▶ [The data]:
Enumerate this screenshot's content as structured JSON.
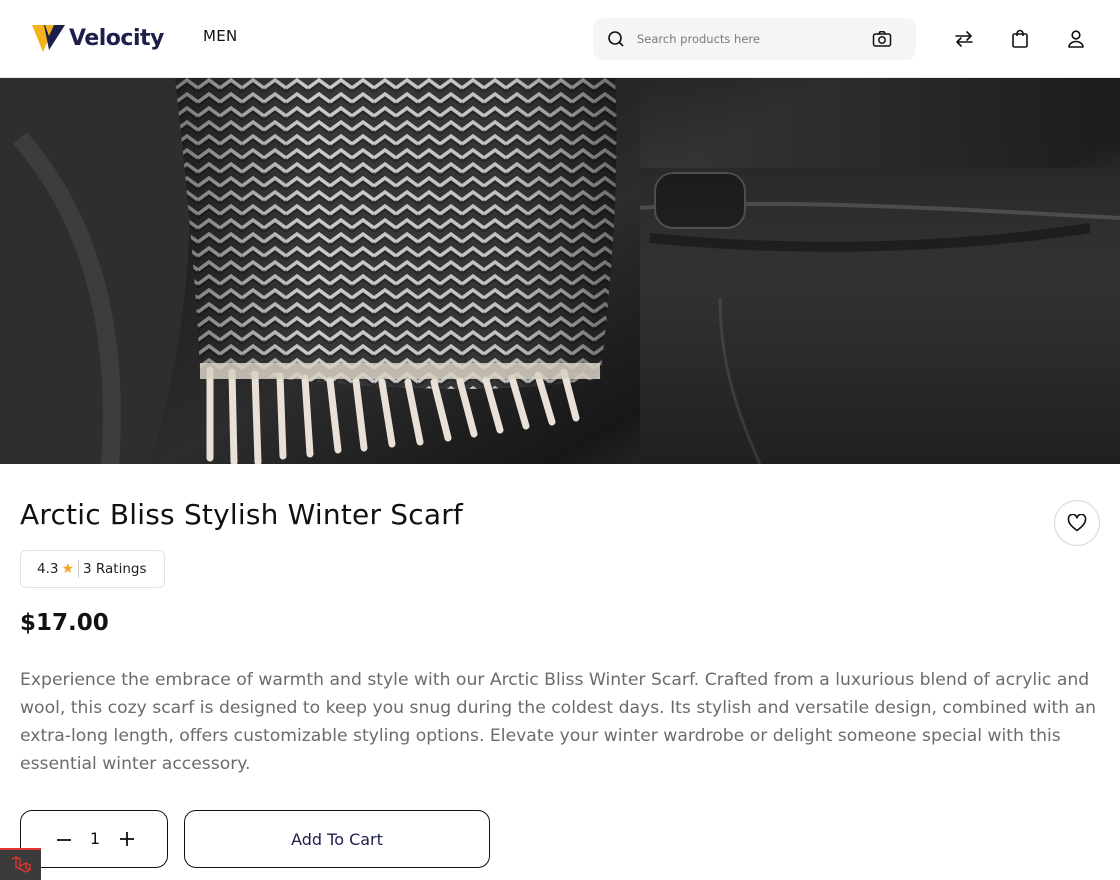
{
  "header": {
    "brand": "Velocity",
    "nav": {
      "men_label": "MEN"
    },
    "search": {
      "placeholder": "Search products here"
    },
    "icons": [
      "search-icon",
      "camera-icon",
      "compare-icon",
      "bag-icon",
      "user-icon"
    ]
  },
  "product": {
    "title": "Arctic Bliss Stylish Winter Scarf",
    "rating": {
      "value": "4.3",
      "star": "★",
      "count_label": "3 Ratings"
    },
    "price": "$17.00",
    "description": "Experience the embrace of warmth and style with our Arctic Bliss Winter Scarf. Crafted from a luxurious blend of acrylic and wool, this cozy scarf is designed to keep you snug during the coldest days. Its stylish and versatile design, combined with an extra-long length, offers customizable styling options. Elevate your winter wardrobe or delight someone special with this essential winter accessory.",
    "quantity": "1",
    "add_to_cart_label": "Add To Cart"
  },
  "colors": {
    "brand_navy": "#1b1f4a",
    "logo_yellow": "#f5b31b",
    "star": "#f5a623",
    "description_text": "#6b6b6b"
  }
}
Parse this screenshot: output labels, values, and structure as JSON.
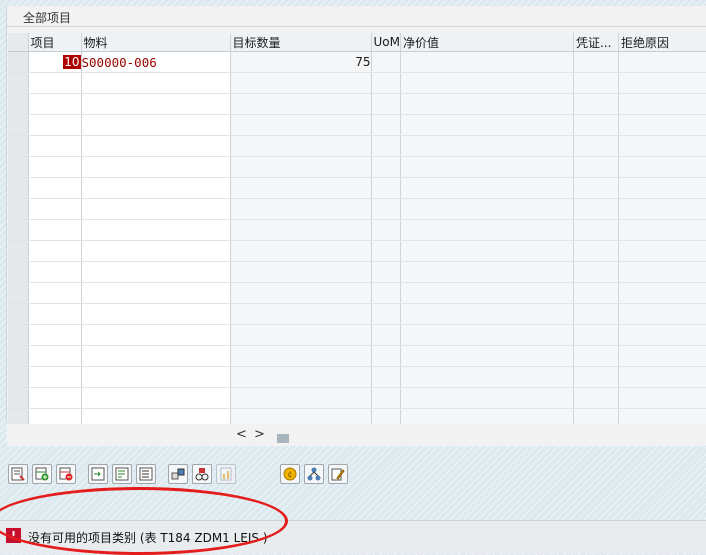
{
  "tab": {
    "title": "全部项目"
  },
  "table": {
    "columns": [
      "项目",
      "物料",
      "目标数量",
      "UoM",
      "净价值",
      "凭证...",
      "拒绝原因"
    ],
    "rows": [
      {
        "item": "10",
        "material": "S00000-006",
        "target_qty": "75",
        "uom": "",
        "net_value": "",
        "doc": "",
        "reason": ""
      }
    ],
    "empty_row_count": 17
  },
  "scroll": {
    "left_arrow": "<",
    "right_arrow": ">"
  },
  "toolbar": {
    "buttons": [
      "details-icon",
      "insert-row-icon",
      "delete-row-icon",
      "select-all-icon",
      "deselect-icon",
      "item-details-icon",
      "configuration-icon",
      "batch-icon",
      "pricing-icon",
      "coin-icon",
      "structure-icon",
      "edit-icon"
    ]
  },
  "status": {
    "type": "error",
    "icon": "!",
    "message": "没有可用的项目类别 (表 T184 ZDM1 LEIS  )"
  },
  "colors": {
    "error_red": "#c8102e",
    "highlight_ring": "#e41c1c",
    "material_text": "#9a0000"
  }
}
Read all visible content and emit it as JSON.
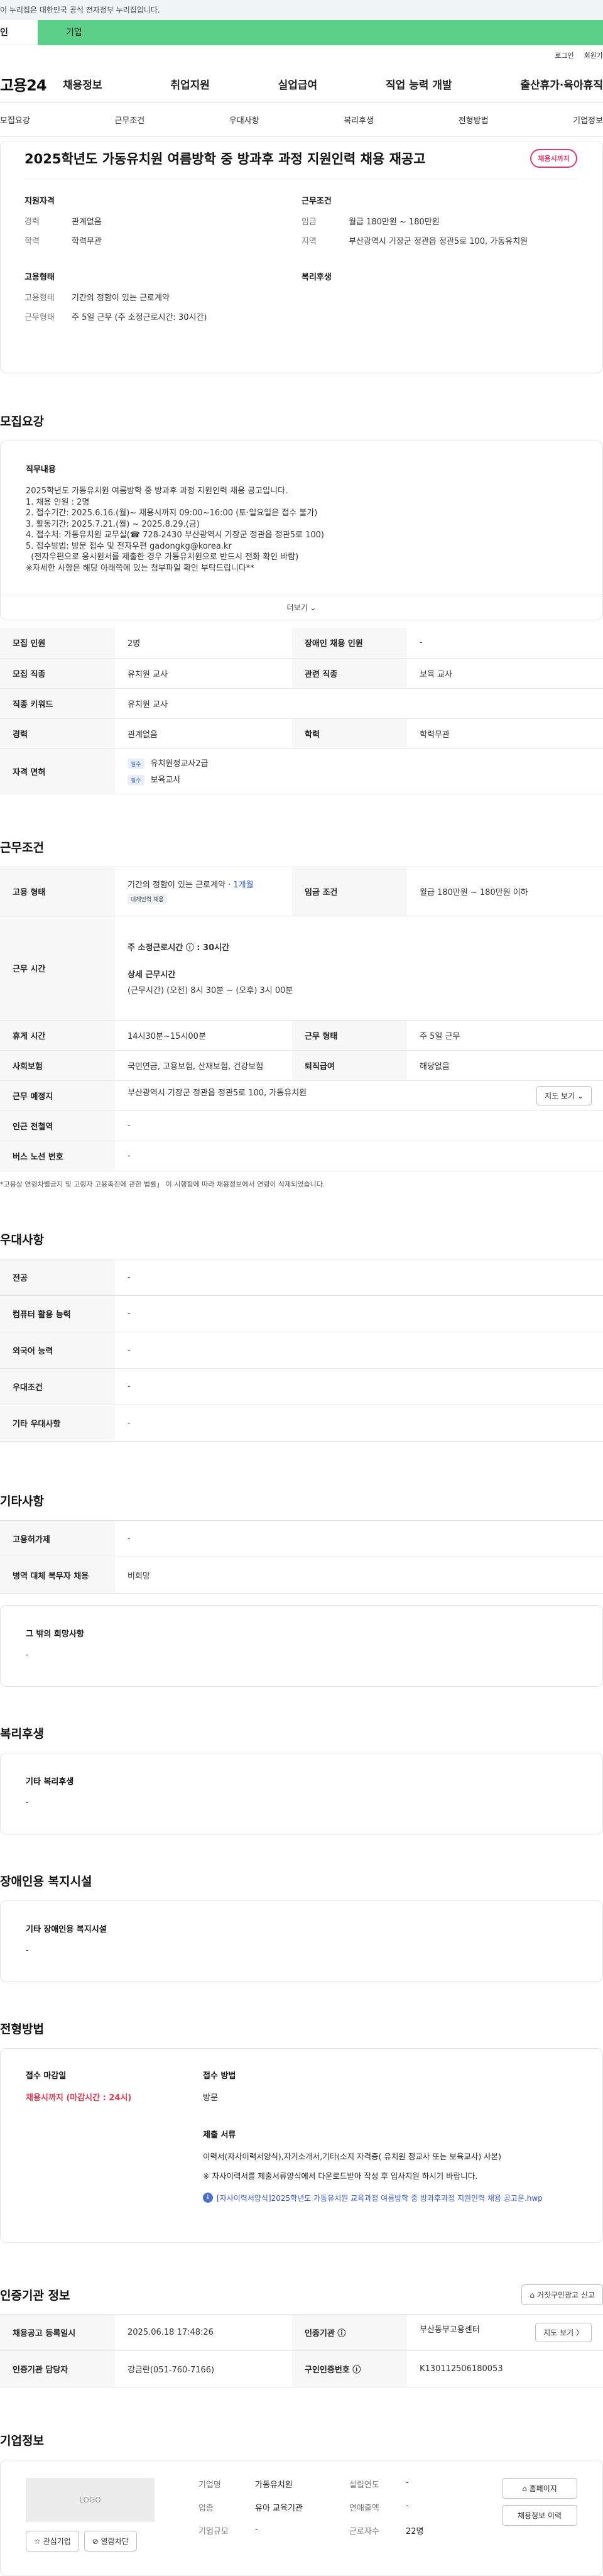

▶ [Your objective]: Print all of the records shown above exactly, leaving out each picture.

▶ [Solution below]:
Enumerate this screenshot's content as structured JSON.
{
  "header": {
    "brand": "Velocity",
    "nav": {
      "men_label": "MEN"
    },
    "search": {
      "placeholder": "Search products here"
    },
    "icons": [
      "search-icon",
      "camera-icon",
      "compare-icon",
      "bag-icon",
      "user-icon"
    ]
  },
  "product": {
    "title": "Arctic Bliss Stylish Winter Scarf",
    "rating": {
      "value": "4.3",
      "star": "★",
      "count_label": "3 Ratings"
    },
    "price": "$17.00",
    "description": "Experience the embrace of warmth and style with our Arctic Bliss Winter Scarf. Crafted from a luxurious blend of acrylic and wool, this cozy scarf is designed to keep you snug during the coldest days. Its stylish and versatile design, combined with an extra-long length, offers customizable styling options. Elevate your winter wardrobe or delight someone special with this essential winter accessory.",
    "quantity": "1",
    "add_to_cart_label": "Add To Cart"
  },
  "colors": {
    "brand_navy": "#1b1f4a",
    "logo_yellow": "#f5b31b",
    "star": "#f5a623",
    "description_text": "#6b6b6b"
  }
}
Parse this screenshot: output labels, values, and structure as JSON.
{
  "tab": {
    "title": "全部项目"
  },
  "table": {
    "columns": [
      "项目",
      "物料",
      "目标数量",
      "UoM",
      "净价值",
      "凭证...",
      "拒绝原因"
    ],
    "rows": [
      {
        "item": "10",
        "material": "S00000-006",
        "target_qty": "75",
        "uom": "",
        "net_value": "",
        "doc": "",
        "reason": ""
      }
    ],
    "empty_row_count": 17
  },
  "scroll": {
    "left_arrow": "<",
    "right_arrow": ">"
  },
  "toolbar": {
    "buttons": [
      "details-icon",
      "insert-row-icon",
      "delete-row-icon",
      "select-all-icon",
      "deselect-icon",
      "item-details-icon",
      "configuration-icon",
      "batch-icon",
      "pricing-icon",
      "coin-icon",
      "structure-icon",
      "edit-icon"
    ]
  },
  "status": {
    "type": "error",
    "icon": "!",
    "message": "没有可用的项目类别 (表 T184 ZDM1 LEIS  )"
  },
  "colors": {
    "error_red": "#c8102e",
    "highlight_ring": "#e41c1c",
    "material_text": "#9a0000"
  }
}
Read all visible content and emit it as JSON.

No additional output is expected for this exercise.